Stored records start
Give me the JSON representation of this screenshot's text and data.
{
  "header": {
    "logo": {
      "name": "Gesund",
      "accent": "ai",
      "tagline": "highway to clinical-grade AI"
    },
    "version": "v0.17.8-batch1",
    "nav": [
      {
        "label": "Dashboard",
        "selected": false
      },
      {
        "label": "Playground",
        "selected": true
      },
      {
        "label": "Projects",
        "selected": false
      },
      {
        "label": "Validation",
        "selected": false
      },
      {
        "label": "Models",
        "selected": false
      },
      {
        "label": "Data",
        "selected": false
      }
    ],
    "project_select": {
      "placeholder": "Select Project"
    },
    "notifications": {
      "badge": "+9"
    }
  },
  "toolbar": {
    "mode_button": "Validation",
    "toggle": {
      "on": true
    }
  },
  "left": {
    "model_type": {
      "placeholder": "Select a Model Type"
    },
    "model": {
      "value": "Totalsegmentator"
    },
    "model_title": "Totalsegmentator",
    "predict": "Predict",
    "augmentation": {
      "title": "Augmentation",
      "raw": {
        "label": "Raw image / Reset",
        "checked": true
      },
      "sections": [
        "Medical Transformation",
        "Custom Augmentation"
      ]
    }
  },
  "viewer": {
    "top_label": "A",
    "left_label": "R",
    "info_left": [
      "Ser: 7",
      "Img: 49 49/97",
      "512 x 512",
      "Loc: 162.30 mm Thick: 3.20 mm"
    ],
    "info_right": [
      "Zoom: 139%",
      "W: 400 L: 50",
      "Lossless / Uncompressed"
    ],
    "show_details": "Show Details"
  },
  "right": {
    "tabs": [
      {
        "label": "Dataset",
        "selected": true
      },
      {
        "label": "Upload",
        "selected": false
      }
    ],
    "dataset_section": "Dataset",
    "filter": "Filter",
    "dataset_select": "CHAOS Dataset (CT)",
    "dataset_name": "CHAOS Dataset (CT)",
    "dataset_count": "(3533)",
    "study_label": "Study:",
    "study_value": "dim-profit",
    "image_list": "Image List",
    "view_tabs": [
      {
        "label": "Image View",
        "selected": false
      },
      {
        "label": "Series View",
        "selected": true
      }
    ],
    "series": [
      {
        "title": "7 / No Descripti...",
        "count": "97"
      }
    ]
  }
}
Stored records end
**What you have to do:** Give all the records again. Match them exactly.

**The response:**
Give me the JSON representation of this screenshot's text and data.
{
  "header": {
    "logo": {
      "name": "Gesund",
      "accent": "ai",
      "tagline": "highway to clinical-grade AI"
    },
    "version": "v0.17.8-batch1",
    "nav": [
      {
        "label": "Dashboard",
        "selected": false
      },
      {
        "label": "Playground",
        "selected": true
      },
      {
        "label": "Projects",
        "selected": false
      },
      {
        "label": "Validation",
        "selected": false
      },
      {
        "label": "Models",
        "selected": false
      },
      {
        "label": "Data",
        "selected": false
      }
    ],
    "project_select": {
      "placeholder": "Select Project"
    },
    "notifications": {
      "badge": "+9"
    }
  },
  "toolbar": {
    "mode_button": "Validation",
    "toggle": {
      "on": true
    }
  },
  "left": {
    "model_type": {
      "placeholder": "Select a Model Type"
    },
    "model": {
      "value": "Totalsegmentator"
    },
    "model_title": "Totalsegmentator",
    "predict": "Predict",
    "augmentation": {
      "title": "Augmentation",
      "raw": {
        "label": "Raw image / Reset",
        "checked": true
      },
      "sections": [
        "Medical Transformation",
        "Custom Augmentation"
      ]
    }
  },
  "viewer": {
    "top_label": "A",
    "left_label": "R",
    "info_left": [
      "Ser: 7",
      "Img: 49 49/97",
      "512 x 512",
      "Loc: 162.30 mm Thick: 3.20 mm"
    ],
    "info_right": [
      "Zoom: 139%",
      "W: 400 L: 50",
      "Lossless / Uncompressed"
    ],
    "show_details": "Show Details"
  },
  "right": {
    "tabs": [
      {
        "label": "Dataset",
        "selected": true
      },
      {
        "label": "Upload",
        "selected": false
      }
    ],
    "dataset_section": "Dataset",
    "filter": "Filter",
    "dataset_select": "CHAOS Dataset (CT)",
    "dataset_name": "CHAOS Dataset (CT)",
    "dataset_count": "(3533)",
    "study_label": "Study:",
    "study_value": "dim-profit",
    "image_list": "Image List",
    "view_tabs": [
      {
        "label": "Image View",
        "selected": false
      },
      {
        "label": "Series View",
        "selected": true
      }
    ],
    "series": [
      {
        "title": "7 / No Descripti...",
        "count": "97"
      }
    ]
  }
}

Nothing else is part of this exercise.